> _GOAL_: Please copy every one of the following items line for line, changing nothing.

> _DATA PROVIDED_:
________________________________________

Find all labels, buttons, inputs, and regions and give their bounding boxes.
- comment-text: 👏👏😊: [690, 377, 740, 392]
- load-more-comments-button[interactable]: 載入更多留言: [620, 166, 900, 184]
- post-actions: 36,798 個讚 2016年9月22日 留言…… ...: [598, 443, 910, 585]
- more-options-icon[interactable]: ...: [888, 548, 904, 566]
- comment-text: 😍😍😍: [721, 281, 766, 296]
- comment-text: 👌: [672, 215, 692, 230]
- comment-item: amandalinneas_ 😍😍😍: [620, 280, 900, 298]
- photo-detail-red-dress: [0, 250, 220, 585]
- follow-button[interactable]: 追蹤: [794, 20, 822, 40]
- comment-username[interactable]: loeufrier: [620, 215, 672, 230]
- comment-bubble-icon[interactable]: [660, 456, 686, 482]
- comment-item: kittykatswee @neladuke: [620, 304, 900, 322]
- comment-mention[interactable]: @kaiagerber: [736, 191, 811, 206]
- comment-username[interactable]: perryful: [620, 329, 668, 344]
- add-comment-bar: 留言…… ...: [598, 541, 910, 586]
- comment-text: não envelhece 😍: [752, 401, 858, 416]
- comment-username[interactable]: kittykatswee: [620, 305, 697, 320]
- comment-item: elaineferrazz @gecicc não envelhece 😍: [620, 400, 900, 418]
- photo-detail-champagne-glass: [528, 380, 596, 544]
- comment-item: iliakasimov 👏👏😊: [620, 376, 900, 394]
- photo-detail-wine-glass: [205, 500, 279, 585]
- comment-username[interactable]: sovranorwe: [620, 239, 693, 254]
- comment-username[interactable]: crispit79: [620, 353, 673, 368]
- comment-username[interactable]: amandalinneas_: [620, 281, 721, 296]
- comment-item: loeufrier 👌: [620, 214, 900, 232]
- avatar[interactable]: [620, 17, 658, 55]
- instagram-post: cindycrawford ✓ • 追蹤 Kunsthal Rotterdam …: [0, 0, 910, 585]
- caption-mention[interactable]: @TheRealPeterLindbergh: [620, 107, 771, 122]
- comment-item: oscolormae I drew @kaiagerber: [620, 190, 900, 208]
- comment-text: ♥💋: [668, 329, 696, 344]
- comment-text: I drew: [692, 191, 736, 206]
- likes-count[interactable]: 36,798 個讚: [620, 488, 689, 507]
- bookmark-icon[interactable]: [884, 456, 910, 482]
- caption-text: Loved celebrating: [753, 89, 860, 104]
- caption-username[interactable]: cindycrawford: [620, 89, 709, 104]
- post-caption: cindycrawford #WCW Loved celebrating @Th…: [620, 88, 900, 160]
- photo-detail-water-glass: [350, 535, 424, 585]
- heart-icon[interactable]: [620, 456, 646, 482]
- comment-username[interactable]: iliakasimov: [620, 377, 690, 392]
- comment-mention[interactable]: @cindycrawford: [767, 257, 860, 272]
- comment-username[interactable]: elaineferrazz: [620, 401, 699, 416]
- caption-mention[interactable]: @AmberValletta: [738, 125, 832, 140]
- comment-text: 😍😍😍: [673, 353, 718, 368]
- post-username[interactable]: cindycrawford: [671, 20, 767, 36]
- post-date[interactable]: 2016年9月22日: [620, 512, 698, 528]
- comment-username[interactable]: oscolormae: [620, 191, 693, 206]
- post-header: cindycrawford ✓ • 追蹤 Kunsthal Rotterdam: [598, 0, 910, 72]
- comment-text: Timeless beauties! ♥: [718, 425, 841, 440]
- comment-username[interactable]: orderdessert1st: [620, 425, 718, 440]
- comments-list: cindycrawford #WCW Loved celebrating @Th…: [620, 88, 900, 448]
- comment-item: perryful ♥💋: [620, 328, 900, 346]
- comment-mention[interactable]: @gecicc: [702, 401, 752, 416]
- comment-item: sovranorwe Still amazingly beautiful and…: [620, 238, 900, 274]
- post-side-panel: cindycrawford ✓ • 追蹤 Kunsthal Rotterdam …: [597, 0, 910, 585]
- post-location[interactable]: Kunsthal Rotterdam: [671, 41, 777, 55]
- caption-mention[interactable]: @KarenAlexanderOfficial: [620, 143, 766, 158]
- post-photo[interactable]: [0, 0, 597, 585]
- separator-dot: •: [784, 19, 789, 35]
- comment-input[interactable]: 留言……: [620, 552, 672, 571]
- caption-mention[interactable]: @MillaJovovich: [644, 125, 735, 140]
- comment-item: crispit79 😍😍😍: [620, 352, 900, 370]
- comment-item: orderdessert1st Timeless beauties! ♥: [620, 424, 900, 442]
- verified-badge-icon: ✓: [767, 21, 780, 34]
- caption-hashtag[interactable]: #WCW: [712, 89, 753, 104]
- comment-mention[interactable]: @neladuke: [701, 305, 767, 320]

________________________________________

> _WORKED SOLUTION_:
Find all labels, buttons, inputs, and regions and give their bounding boxes.
- comment-text: 👏👏😊: [690, 377, 740, 392]
- load-more-comments-button[interactable]: 載入更多留言: [620, 166, 900, 184]
- post-actions: 36,798 個讚 2016年9月22日 留言…… ...: [598, 443, 910, 585]
- more-options-icon[interactable]: ...: [888, 548, 904, 566]
- comment-text: 😍😍😍: [721, 281, 766, 296]
- comment-text: 👌: [672, 215, 692, 230]
- comment-item: amandalinneas_ 😍😍😍: [620, 280, 900, 298]
- photo-detail-red-dress: [0, 250, 220, 585]
- follow-button[interactable]: 追蹤: [794, 20, 822, 40]
- comment-username[interactable]: loeufrier: [620, 215, 672, 230]
- comment-bubble-icon[interactable]: [660, 456, 686, 482]
- comment-item: kittykatswee @neladuke: [620, 304, 900, 322]
- comment-mention[interactable]: @kaiagerber: [736, 191, 811, 206]
- comment-username[interactable]: perryful: [620, 329, 668, 344]
- add-comment-bar: 留言…… ...: [598, 541, 910, 586]
- comment-text: não envelhece 😍: [752, 401, 858, 416]
- comment-username[interactable]: kittykatswee: [620, 305, 697, 320]
- comment-item: elaineferrazz @gecicc não envelhece 😍: [620, 400, 900, 418]
- photo-detail-champagne-glass: [528, 380, 596, 544]
- comment-item: iliakasimov 👏👏😊: [620, 376, 900, 394]
- photo-detail-wine-glass: [205, 500, 279, 585]
- comment-username[interactable]: sovranorwe: [620, 239, 693, 254]
- comment-username[interactable]: crispit79: [620, 353, 673, 368]
- comment-username[interactable]: amandalinneas_: [620, 281, 721, 296]
- comment-item: loeufrier 👌: [620, 214, 900, 232]
- avatar[interactable]: [620, 17, 658, 55]
- instagram-post: cindycrawford ✓ • 追蹤 Kunsthal Rotterdam …: [0, 0, 910, 585]
- caption-mention[interactable]: @TheRealPeterLindbergh: [620, 107, 771, 122]
- comment-item: oscolormae I drew @kaiagerber: [620, 190, 900, 208]
- comment-text: ♥💋: [668, 329, 696, 344]
- comment-text: I drew: [692, 191, 736, 206]
- likes-count[interactable]: 36,798 個讚: [620, 488, 689, 507]
- bookmark-icon[interactable]: [884, 456, 910, 482]
- caption-text: Loved celebrating: [753, 89, 860, 104]
- caption-username[interactable]: cindycrawford: [620, 89, 709, 104]
- post-caption: cindycrawford #WCW Loved celebrating @Th…: [620, 88, 900, 160]
- photo-detail-water-glass: [350, 535, 424, 585]
- heart-icon[interactable]: [620, 456, 646, 482]
- comment-username[interactable]: iliakasimov: [620, 377, 690, 392]
- comment-mention[interactable]: @cindycrawford: [767, 257, 860, 272]
- comment-username[interactable]: elaineferrazz: [620, 401, 699, 416]
- caption-mention[interactable]: @AmberValletta: [738, 125, 832, 140]
- comment-text: 😍😍😍: [673, 353, 718, 368]
- post-username[interactable]: cindycrawford: [671, 20, 767, 36]
- post-date[interactable]: 2016年9月22日: [620, 512, 698, 528]
- comment-username[interactable]: oscolormae: [620, 191, 693, 206]
- post-header: cindycrawford ✓ • 追蹤 Kunsthal Rotterdam: [598, 0, 910, 72]
- comment-text: Timeless beauties! ♥: [718, 425, 841, 440]
- comment-username[interactable]: orderdessert1st: [620, 425, 718, 440]
- comments-list: cindycrawford #WCW Loved celebrating @Th…: [620, 88, 900, 448]
- comment-item: perryful ♥💋: [620, 328, 900, 346]
- comment-mention[interactable]: @gecicc: [702, 401, 752, 416]
- comment-item: sovranorwe Still amazingly beautiful and…: [620, 238, 900, 274]
- post-side-panel: cindycrawford ✓ • 追蹤 Kunsthal Rotterdam …: [597, 0, 910, 585]
- post-location[interactable]: Kunsthal Rotterdam: [671, 41, 777, 55]
- caption-mention[interactable]: @KarenAlexanderOfficial: [620, 143, 766, 158]
- post-photo[interactable]: [0, 0, 597, 585]
- separator-dot: •: [784, 19, 789, 35]
- comment-input[interactable]: 留言……: [620, 552, 672, 571]
- caption-mention[interactable]: @MillaJovovich: [644, 125, 735, 140]
- comment-item: crispit79 😍😍😍: [620, 352, 900, 370]
- comment-item: orderdessert1st Timeless beauties! ♥: [620, 424, 900, 442]
- verified-badge-icon: ✓: [767, 21, 780, 34]
- caption-hashtag[interactable]: #WCW: [712, 89, 753, 104]
- comment-mention[interactable]: @neladuke: [701, 305, 767, 320]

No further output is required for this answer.